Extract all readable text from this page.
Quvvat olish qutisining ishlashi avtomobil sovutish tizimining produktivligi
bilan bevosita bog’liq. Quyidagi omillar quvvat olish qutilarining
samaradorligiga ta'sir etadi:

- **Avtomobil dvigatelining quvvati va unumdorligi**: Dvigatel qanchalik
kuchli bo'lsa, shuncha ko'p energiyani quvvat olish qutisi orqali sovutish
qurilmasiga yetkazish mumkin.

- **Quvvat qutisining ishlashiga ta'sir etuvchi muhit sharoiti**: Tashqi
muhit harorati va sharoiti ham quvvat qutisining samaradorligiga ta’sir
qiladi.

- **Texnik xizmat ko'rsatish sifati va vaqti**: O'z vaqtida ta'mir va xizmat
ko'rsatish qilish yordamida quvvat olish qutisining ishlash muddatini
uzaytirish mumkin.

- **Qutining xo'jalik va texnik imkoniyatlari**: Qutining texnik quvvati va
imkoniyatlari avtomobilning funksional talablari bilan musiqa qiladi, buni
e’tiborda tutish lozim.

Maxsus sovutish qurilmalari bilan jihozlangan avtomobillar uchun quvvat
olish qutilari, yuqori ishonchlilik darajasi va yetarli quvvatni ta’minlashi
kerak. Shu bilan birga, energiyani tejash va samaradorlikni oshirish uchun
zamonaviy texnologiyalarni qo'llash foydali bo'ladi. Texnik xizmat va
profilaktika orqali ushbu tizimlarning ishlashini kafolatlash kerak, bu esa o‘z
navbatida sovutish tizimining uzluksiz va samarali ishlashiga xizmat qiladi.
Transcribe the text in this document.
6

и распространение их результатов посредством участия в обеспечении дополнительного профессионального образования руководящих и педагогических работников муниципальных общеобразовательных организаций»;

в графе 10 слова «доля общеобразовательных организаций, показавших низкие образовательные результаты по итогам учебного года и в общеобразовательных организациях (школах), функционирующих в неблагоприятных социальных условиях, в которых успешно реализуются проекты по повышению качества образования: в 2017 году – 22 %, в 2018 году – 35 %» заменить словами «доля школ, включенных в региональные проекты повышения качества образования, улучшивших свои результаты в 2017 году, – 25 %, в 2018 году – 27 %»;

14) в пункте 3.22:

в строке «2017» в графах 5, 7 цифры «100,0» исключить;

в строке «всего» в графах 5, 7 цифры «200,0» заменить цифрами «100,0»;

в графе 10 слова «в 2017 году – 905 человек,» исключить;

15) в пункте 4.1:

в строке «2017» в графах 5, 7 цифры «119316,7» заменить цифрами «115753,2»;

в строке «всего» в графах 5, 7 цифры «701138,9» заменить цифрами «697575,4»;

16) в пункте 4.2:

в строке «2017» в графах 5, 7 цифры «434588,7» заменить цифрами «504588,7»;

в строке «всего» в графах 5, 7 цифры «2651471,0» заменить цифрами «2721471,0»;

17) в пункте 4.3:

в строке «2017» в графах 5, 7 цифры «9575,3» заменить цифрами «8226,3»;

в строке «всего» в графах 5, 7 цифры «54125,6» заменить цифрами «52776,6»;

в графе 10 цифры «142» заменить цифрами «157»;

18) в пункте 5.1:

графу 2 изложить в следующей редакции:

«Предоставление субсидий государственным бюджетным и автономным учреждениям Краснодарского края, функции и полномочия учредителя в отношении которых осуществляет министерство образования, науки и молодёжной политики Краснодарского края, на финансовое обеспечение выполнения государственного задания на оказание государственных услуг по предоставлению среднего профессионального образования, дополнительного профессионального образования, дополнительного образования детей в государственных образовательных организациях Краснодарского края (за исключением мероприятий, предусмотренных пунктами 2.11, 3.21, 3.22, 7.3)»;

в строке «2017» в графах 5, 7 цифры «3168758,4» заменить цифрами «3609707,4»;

Task instructions: Please reproduce all of the entries exactly as they stand.

Written response:
Extract all readable text from this page.
Quvvat olish qutisining ishlashi avtomobil sovutish tizimining produktivligi
bilan bevosita bog’liq. Quyidagi omillar quvvat olish qutilarining
samaradorligiga ta'sir etadi:

- **Avtomobil dvigatelining quvvati va unumdorligi**: Dvigatel qanchalik
kuchli bo'lsa, shuncha ko'p energiyani quvvat olish qutisi orqali sovutish
qurilmasiga yetkazish mumkin.

- **Quvvat qutisining ishlashiga ta'sir etuvchi muhit sharoiti**: Tashqi
muhit harorati va sharoiti ham quvvat qutisining samaradorligiga ta’sir
qiladi.

- **Texnik xizmat ko'rsatish sifati va vaqti**: O'z vaqtida ta'mir va xizmat
ko'rsatish qilish yordamida quvvat olish qutisining ishlash muddatini
uzaytirish mumkin.

- **Qutining xo'jalik va texnik imkoniyatlari**: Qutining texnik quvvati va
imkoniyatlari avtomobilning funksional talablari bilan musiqa qiladi, buni
e’tiborda tutish lozim.

Maxsus sovutish qurilmalari bilan jihozlangan avtomobillar uchun quvvat
olish qutilari, yuqori ishonchlilik darajasi va yetarli quvvatni ta’minlashi
kerak. Shu bilan birga, energiyani tejash va samaradorlikni oshirish uchun
zamonaviy texnologiyalarni qo'llash foydali bo'ladi. Texnik xizmat va
profilaktika orqali ushbu tizimlarning ishlashini kafolatlash kerak, bu esa o‘z
navbatida sovutish tizimining uzluksiz va samarali ishlashiga xizmat qiladi.
Transcribe the text in this document.
6

и распространение их результатов посредством участия в обеспечении дополнительного профессионального образования руководящих и педагогических работников муниципальных общеобразовательных организаций»;

в графе 10 слова «доля общеобразовательных организаций, показавших низкие образовательные результаты по итогам учебного года и в общеобразовательных организациях (школах), функционирующих в неблагоприятных социальных условиях, в которых успешно реализуются проекты по повышению качества образования: в 2017 году – 22 %, в 2018 году – 35 %» заменить словами «доля школ, включенных в региональные проекты повышения качества образования, улучшивших свои результаты в 2017 году, – 25 %, в 2018 году – 27 %»;

14) в пункте 3.22:

в строке «2017» в графах 5, 7 цифры «100,0» исключить;

в строке «всего» в графах 5, 7 цифры «200,0» заменить цифрами «100,0»;

в графе 10 слова «в 2017 году – 905 человек,» исключить;

15) в пункте 4.1:

в строке «2017» в графах 5, 7 цифры «119316,7» заменить цифрами «115753,2»;

в строке «всего» в графах 5, 7 цифры «701138,9» заменить цифрами «697575,4»;

16) в пункте 4.2:

в строке «2017» в графах 5, 7 цифры «434588,7» заменить цифрами «504588,7»;

в строке «всего» в графах 5, 7 цифры «2651471,0» заменить цифрами «2721471,0»;

17) в пункте 4.3:

в строке «2017» в графах 5, 7 цифры «9575,3» заменить цифрами «8226,3»;

в строке «всего» в графах 5, 7 цифры «54125,6» заменить цифрами «52776,6»;

в графе 10 цифры «142» заменить цифрами «157»;

18) в пункте 5.1:

графу 2 изложить в следующей редакции:

«Предоставление субсидий государственным бюджетным и автономным учреждениям Краснодарского края, функции и полномочия учредителя в отношении которых осуществляет министерство образования, науки и молодёжной политики Краснодарского края, на финансовое обеспечение выполнения государственного задания на оказание государственных услуг по предоставлению среднего профессионального образования, дополнительного профессионального образования, дополнительного образования детей в государственных образовательных организациях Краснодарского края (за исключением мероприятий, предусмотренных пунктами 2.11, 3.21, 3.22, 7.3)»;

в строке «2017» в графах 5, 7 цифры «3168758,4» заменить цифрами «3609707,4»;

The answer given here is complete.